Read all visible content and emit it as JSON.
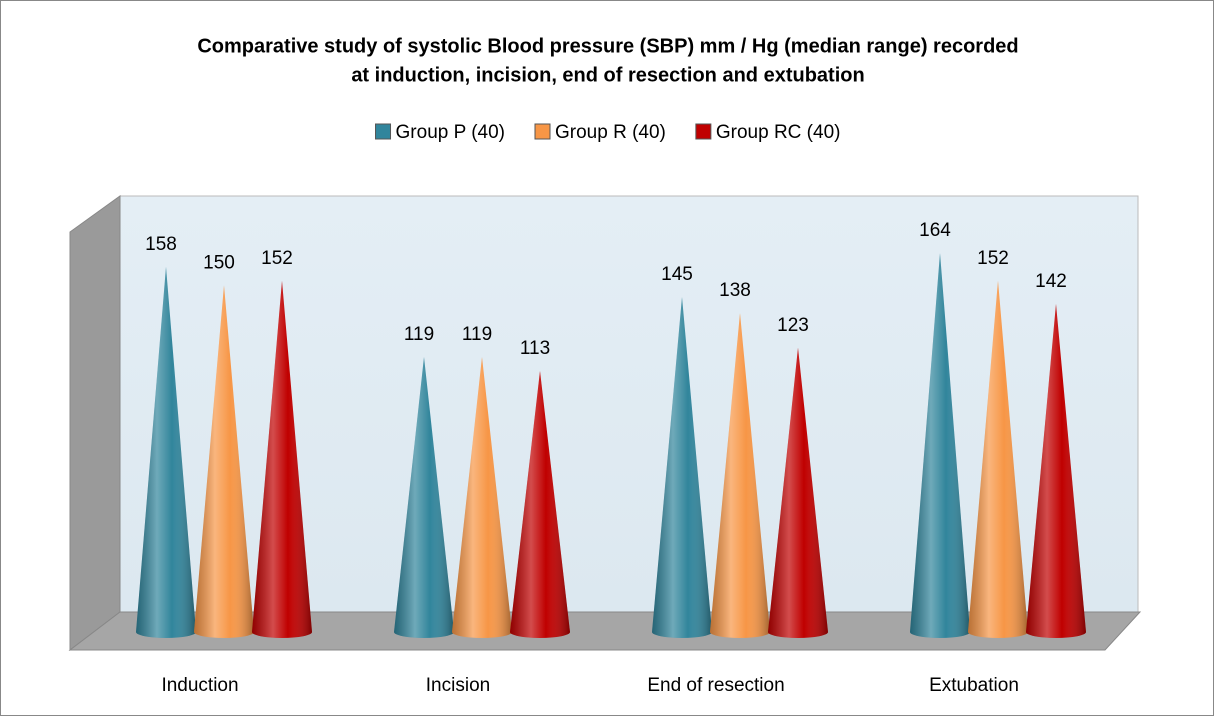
{
  "chart_data": {
    "type": "cone-bar",
    "title": [
      "Comparative study of systolic Blood pressure (SBP) mm / Hg (median range) recorded",
      "at induction, incision, end of resection and extubation"
    ],
    "categories": [
      "Induction",
      "Incision",
      "End of resection",
      "Extubation"
    ],
    "series": [
      {
        "name": "Group P (40)",
        "color": "#31859c",
        "values": [
          158,
          119,
          145,
          164
        ]
      },
      {
        "name": "Group R (40)",
        "color": "#f79646",
        "values": [
          150,
          119,
          138,
          152
        ]
      },
      {
        "name": "Group RC (40)",
        "color": "#c00000",
        "values": [
          152,
          113,
          123,
          142
        ]
      }
    ],
    "ylim": [
      0,
      190
    ]
  }
}
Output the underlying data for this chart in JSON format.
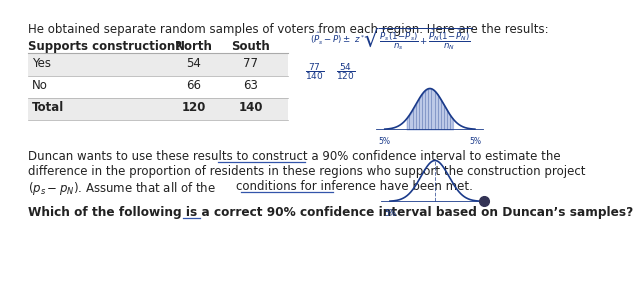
{
  "background_color": "#ffffff",
  "top_text": "He obtained separate random samples of voters from each region. Here are the results:",
  "table_headers": [
    "Supports construction?",
    "North",
    "South"
  ],
  "table_rows": [
    [
      "Yes",
      "54",
      "77"
    ],
    [
      "No",
      "66",
      "63"
    ],
    [
      "Total",
      "120",
      "140"
    ]
  ],
  "row_colors": [
    "#ebebeb",
    "#ffffff",
    "#ebebeb"
  ],
  "bold_rows": [
    2
  ],
  "body_lines": [
    "Duncan wants to use these results to construct a 90% confidence interval to estimate the",
    "difference in the proportion of residents in these regions who support the construction project",
    "(ps − pN). Assume that all of the conditions for inference have been met."
  ],
  "question": "Which of the following is a correct 90% confidence interval based on Duncan’s samples?",
  "text_color": "#222222",
  "blue_color": "#1a3a8a",
  "font_size": 8.5
}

○ ○ ○

__Problem statement__: An exact transcription of all the entries is required, without the pictures.

__Written response__:
Read all visible content and emit it as JSON.
{
  "chart_data": {
    "type": "cone-bar",
    "title": [
      "Comparative study of systolic Blood pressure (SBP) mm / Hg (median range) recorded",
      "at induction, incision, end of resection and extubation"
    ],
    "categories": [
      "Induction",
      "Incision",
      "End of resection",
      "Extubation"
    ],
    "series": [
      {
        "name": "Group P (40)",
        "color": "#31859c",
        "values": [
          158,
          119,
          145,
          164
        ]
      },
      {
        "name": "Group R (40)",
        "color": "#f79646",
        "values": [
          150,
          119,
          138,
          152
        ]
      },
      {
        "name": "Group RC (40)",
        "color": "#c00000",
        "values": [
          152,
          113,
          123,
          142
        ]
      }
    ],
    "ylim": [
      0,
      190
    ]
  }
}
Output the underlying data for this chart in JSON format.
{
  "background_color": "#ffffff",
  "top_text": "He obtained separate random samples of voters from each region. Here are the results:",
  "table_headers": [
    "Supports construction?",
    "North",
    "South"
  ],
  "table_rows": [
    [
      "Yes",
      "54",
      "77"
    ],
    [
      "No",
      "66",
      "63"
    ],
    [
      "Total",
      "120",
      "140"
    ]
  ],
  "row_colors": [
    "#ebebeb",
    "#ffffff",
    "#ebebeb"
  ],
  "bold_rows": [
    2
  ],
  "body_lines": [
    "Duncan wants to use these results to construct a 90% confidence interval to estimate the",
    "difference in the proportion of residents in these regions who support the construction project",
    "(ps − pN). Assume that all of the conditions for inference have been met."
  ],
  "question": "Which of the following is a correct 90% confidence interval based on Duncan’s samples?",
  "text_color": "#222222",
  "blue_color": "#1a3a8a",
  "font_size": 8.5
}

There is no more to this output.